### EXERCISE REQUIREMENTS
Retype all of the entries word for word.

### SOURCE DATA
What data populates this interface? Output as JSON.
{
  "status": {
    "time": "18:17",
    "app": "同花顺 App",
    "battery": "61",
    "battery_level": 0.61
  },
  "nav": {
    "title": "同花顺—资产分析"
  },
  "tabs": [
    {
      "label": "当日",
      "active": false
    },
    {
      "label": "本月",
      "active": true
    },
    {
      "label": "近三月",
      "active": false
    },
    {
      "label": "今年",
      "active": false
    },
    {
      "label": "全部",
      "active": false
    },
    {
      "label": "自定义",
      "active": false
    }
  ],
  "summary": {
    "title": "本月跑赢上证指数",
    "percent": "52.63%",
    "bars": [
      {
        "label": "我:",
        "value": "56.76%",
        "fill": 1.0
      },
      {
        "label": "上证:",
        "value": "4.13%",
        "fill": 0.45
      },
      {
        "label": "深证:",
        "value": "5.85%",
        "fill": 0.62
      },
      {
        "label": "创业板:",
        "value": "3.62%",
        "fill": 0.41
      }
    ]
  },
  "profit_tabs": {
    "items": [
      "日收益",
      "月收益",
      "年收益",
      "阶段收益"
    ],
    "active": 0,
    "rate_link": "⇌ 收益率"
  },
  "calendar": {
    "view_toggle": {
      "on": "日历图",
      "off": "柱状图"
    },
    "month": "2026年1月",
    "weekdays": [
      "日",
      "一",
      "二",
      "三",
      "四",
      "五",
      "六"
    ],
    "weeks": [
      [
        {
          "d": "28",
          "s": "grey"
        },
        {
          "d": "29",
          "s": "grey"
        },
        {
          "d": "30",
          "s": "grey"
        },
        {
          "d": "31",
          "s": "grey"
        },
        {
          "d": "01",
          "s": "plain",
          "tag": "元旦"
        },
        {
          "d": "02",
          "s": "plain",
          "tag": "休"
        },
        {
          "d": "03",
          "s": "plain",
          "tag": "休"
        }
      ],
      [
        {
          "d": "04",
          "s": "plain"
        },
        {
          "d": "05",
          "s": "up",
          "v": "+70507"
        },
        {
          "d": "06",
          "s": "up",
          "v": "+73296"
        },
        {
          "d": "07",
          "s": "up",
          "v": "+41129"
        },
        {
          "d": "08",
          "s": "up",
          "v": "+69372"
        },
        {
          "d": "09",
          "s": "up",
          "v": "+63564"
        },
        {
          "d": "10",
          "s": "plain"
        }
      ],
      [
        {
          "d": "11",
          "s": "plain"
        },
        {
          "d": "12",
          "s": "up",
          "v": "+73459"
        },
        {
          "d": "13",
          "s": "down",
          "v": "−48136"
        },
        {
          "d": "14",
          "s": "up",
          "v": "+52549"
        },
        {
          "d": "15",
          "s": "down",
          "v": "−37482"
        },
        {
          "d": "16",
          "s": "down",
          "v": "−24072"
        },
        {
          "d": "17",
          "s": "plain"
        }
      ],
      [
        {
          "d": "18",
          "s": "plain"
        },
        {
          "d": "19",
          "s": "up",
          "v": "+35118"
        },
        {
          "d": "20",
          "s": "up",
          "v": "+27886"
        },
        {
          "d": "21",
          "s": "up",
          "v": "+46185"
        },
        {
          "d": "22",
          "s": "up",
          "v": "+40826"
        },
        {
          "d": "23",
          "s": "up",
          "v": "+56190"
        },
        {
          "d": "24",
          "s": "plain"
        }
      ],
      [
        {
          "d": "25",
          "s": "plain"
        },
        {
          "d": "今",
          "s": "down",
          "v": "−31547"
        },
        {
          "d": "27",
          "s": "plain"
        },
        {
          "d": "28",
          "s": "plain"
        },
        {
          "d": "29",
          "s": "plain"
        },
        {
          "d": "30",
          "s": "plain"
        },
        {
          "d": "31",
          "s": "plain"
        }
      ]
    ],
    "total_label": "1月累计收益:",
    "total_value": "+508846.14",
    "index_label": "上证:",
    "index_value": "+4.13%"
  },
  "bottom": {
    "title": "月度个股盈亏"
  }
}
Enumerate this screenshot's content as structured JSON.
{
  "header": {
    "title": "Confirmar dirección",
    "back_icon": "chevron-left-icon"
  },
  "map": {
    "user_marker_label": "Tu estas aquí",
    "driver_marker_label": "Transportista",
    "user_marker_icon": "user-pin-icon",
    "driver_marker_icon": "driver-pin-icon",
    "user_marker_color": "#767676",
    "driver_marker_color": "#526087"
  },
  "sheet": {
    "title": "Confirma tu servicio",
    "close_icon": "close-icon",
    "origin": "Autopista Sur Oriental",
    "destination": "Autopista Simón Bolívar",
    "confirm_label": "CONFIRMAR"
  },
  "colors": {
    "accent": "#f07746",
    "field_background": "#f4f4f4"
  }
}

### TASK OUTPUT
What data populates this interface? Output as JSON.
{
  "status": {
    "time": "18:17",
    "app": "同花顺 App",
    "battery": "61",
    "battery_level": 0.61
  },
  "nav": {
    "title": "同花顺—资产分析"
  },
  "tabs": [
    {
      "label": "当日",
      "active": false
    },
    {
      "label": "本月",
      "active": true
    },
    {
      "label": "近三月",
      "active": false
    },
    {
      "label": "今年",
      "active": false
    },
    {
      "label": "全部",
      "active": false
    },
    {
      "label": "自定义",
      "active": false
    }
  ],
  "summary": {
    "title": "本月跑赢上证指数",
    "percent": "52.63%",
    "bars": [
      {
        "label": "我:",
        "value": "56.76%",
        "fill": 1.0
      },
      {
        "label": "上证:",
        "value": "4.13%",
        "fill": 0.45
      },
      {
        "label": "深证:",
        "value": "5.85%",
        "fill": 0.62
      },
      {
        "label": "创业板:",
        "value": "3.62%",
        "fill": 0.41
      }
    ]
  },
  "profit_tabs": {
    "items": [
      "日收益",
      "月收益",
      "年收益",
      "阶段收益"
    ],
    "active": 0,
    "rate_link": "⇌ 收益率"
  },
  "calendar": {
    "view_toggle": {
      "on": "日历图",
      "off": "柱状图"
    },
    "month": "2026年1月",
    "weekdays": [
      "日",
      "一",
      "二",
      "三",
      "四",
      "五",
      "六"
    ],
    "weeks": [
      [
        {
          "d": "28",
          "s": "grey"
        },
        {
          "d": "29",
          "s": "grey"
        },
        {
          "d": "30",
          "s": "grey"
        },
        {
          "d": "31",
          "s": "grey"
        },
        {
          "d": "01",
          "s": "plain",
          "tag": "元旦"
        },
        {
          "d": "02",
          "s": "plain",
          "tag": "休"
        },
        {
          "d": "03",
          "s": "plain",
          "tag": "休"
        }
      ],
      [
        {
          "d": "04",
          "s": "plain"
        },
        {
          "d": "05",
          "s": "up",
          "v": "+70507"
        },
        {
          "d": "06",
          "s": "up",
          "v": "+73296"
        },
        {
          "d": "07",
          "s": "up",
          "v": "+41129"
        },
        {
          "d": "08",
          "s": "up",
          "v": "+69372"
        },
        {
          "d": "09",
          "s": "up",
          "v": "+63564"
        },
        {
          "d": "10",
          "s": "plain"
        }
      ],
      [
        {
          "d": "11",
          "s": "plain"
        },
        {
          "d": "12",
          "s": "up",
          "v": "+73459"
        },
        {
          "d": "13",
          "s": "down",
          "v": "−48136"
        },
        {
          "d": "14",
          "s": "up",
          "v": "+52549"
        },
        {
          "d": "15",
          "s": "down",
          "v": "−37482"
        },
        {
          "d": "16",
          "s": "down",
          "v": "−24072"
        },
        {
          "d": "17",
          "s": "plain"
        }
      ],
      [
        {
          "d": "18",
          "s": "plain"
        },
        {
          "d": "19",
          "s": "up",
          "v": "+35118"
        },
        {
          "d": "20",
          "s": "up",
          "v": "+27886"
        },
        {
          "d": "21",
          "s": "up",
          "v": "+46185"
        },
        {
          "d": "22",
          "s": "up",
          "v": "+40826"
        },
        {
          "d": "23",
          "s": "up",
          "v": "+56190"
        },
        {
          "d": "24",
          "s": "plain"
        }
      ],
      [
        {
          "d": "25",
          "s": "plain"
        },
        {
          "d": "今",
          "s": "down",
          "v": "−31547"
        },
        {
          "d": "27",
          "s": "plain"
        },
        {
          "d": "28",
          "s": "plain"
        },
        {
          "d": "29",
          "s": "plain"
        },
        {
          "d": "30",
          "s": "plain"
        },
        {
          "d": "31",
          "s": "plain"
        }
      ]
    ],
    "total_label": "1月累计收益:",
    "total_value": "+508846.14",
    "index_label": "上证:",
    "index_value": "+4.13%"
  },
  "bottom": {
    "title": "月度个股盈亏"
  }
}
Enumerate this screenshot's content as structured JSON.
{
  "header": {
    "title": "Confirmar dirección",
    "back_icon": "chevron-left-icon"
  },
  "map": {
    "user_marker_label": "Tu estas aquí",
    "driver_marker_label": "Transportista",
    "user_marker_icon": "user-pin-icon",
    "driver_marker_icon": "driver-pin-icon",
    "user_marker_color": "#767676",
    "driver_marker_color": "#526087"
  },
  "sheet": {
    "title": "Confirma tu servicio",
    "close_icon": "close-icon",
    "origin": "Autopista Sur Oriental",
    "destination": "Autopista Simón Bolívar",
    "confirm_label": "CONFIRMAR"
  },
  "colors": {
    "accent": "#f07746",
    "field_background": "#f4f4f4"
  }
}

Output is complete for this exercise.